→ Page:
■ ■ ■ ■ ■
927. Three Equal Parts

Description

You are given an array arr which consists of only zeros and ones, divide the array into three non-empty parts such that all of these parts represent the same binary value.

If it is possible, return any [i, j] with i + 1 < j, such that:

• arr[0], arr[1], ..., arr[i] is the first part,
• arr[i + 1], arr[i + 2], ..., arr[j - 1] is the second part, and
• arr[j], arr[j + 1], ..., arr[arr.length - 1] is the third part.
• All three parts have equal binary values.

If it is not possible, return [-1, -1].

Note that the entire part is used when considering what binary value it represents. For example, [1,1,0] represents 6 in decimal, not 3. Also, leading zeros are allowed, so [0,1,1] and [1,1] represent the same value.

 

Example 1:

Input: arr = [1,0,1,0,1]
Output: [0,3]

Example 2:

Input: arr = [1,1,0,1,1]
Output: [-1,-1]

Example 3:

Input: arr = [1,1,0,0,1]
Output: [0,2]

 

Constraints:

• 3 <= arr.length <= 3 * 104
• arr[i] is 0 or 1

Solutions

Solution 1: Counting + Three Pointers

We denote the length of the array as \(n\), and the number of '1's in the array as \(cnt\).
■ ■ ■ ■ ■
→ Recorded data:
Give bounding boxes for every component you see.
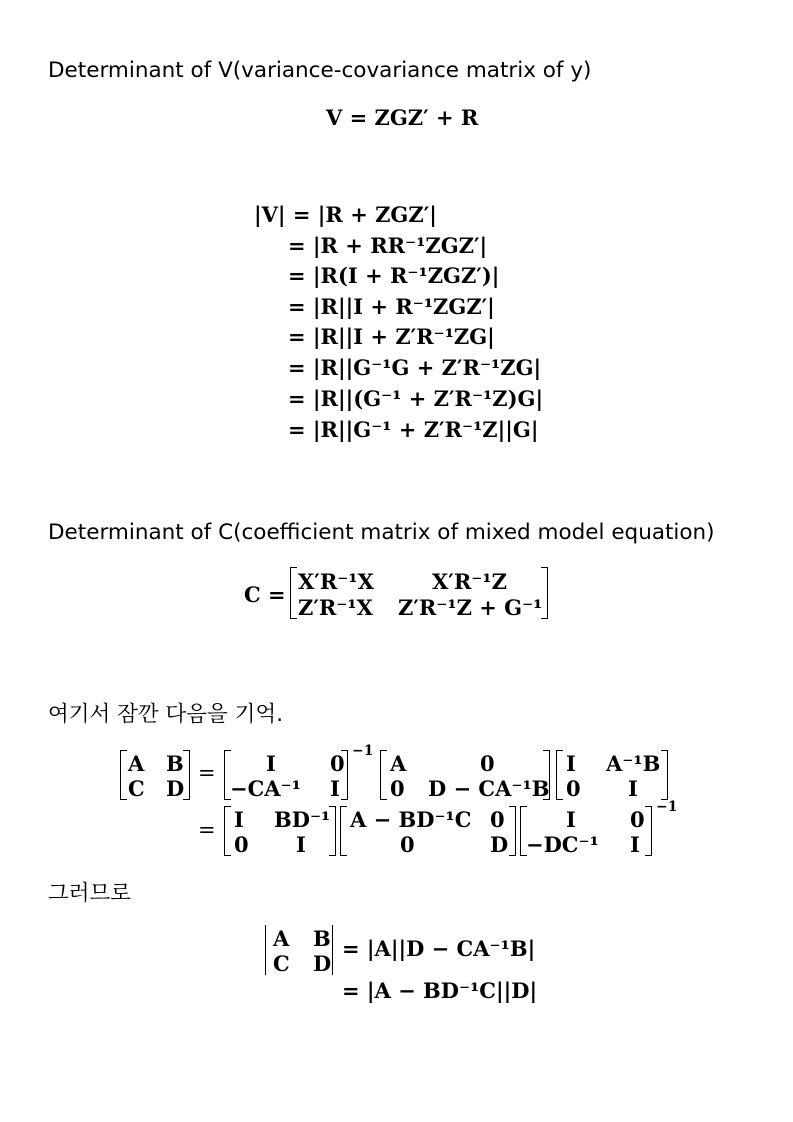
■ ■ ■ ■ ■
→ The task: Pick up the Three Equal Parts problem page right after its last sentence and continue the explanation of the counting and three-pointer solution.

→ Exercise output:
Obviously, \(cnt\) must be a multiple of \(3\), otherwise the array cannot be divided into three equal parts, and we can return \([-1, -1]\) in advance. If \(cnt\) is \(0\), it means that all elements in the array are '0', and we can directly return \([0, n - 1]\).

We divide \(cnt\) by \(3\) to get the number of '1's in each part, and then find the position of the first '1' in each part in the array arr (refer to the \(find(x)\) function in the following code), denoted as \(i\), \(j\), \(k\) respectively.

0 1 1 0 0 0 1 1 0 0 0 0 0 1 1 0 0
  ^         ^             ^
  i         j             k

Then we start from \(i\), \(j\), \(k\) and traverse each part at the same time, check whether the corresponding values of the three parts are equal. If they are, continue to traverse until \(k\) reaches the end of arr.

0 1 1 0 0 0 1 1 0 0 0 0 0 1 1 0 0
          ^         ^             ^
          i         j             k

At the end of the traversal, if \(k=n\), it means that it satisfies the three equal parts, and we return \([i - 1, j]\) as the answer, otherwise return \([-1, -1]\).

The time complexity is \(O(n)\), where \(n\) is the length of arr. The space complexity is \(O(1)\).

Similar problems:

• 1573. Number of Ways to Split a String

Python3JavaC++GoJavaScript

class Solution:
    def threeEqualParts(self, arr: List[int]) -> List[int]:
        def find(x):
            s = 0
            for i, v in enumerate(arr):
                s += v
                if s == x:
                    return i

        n = len(arr)
        cnt, mod = divmod(sum(arr), 3)
        if mod:
            return [-1, -1]
        if cnt == 0:
            return [0, n - 1]

        i, j, k = find(1), find(cnt + 1), find(cnt * 2 + 1)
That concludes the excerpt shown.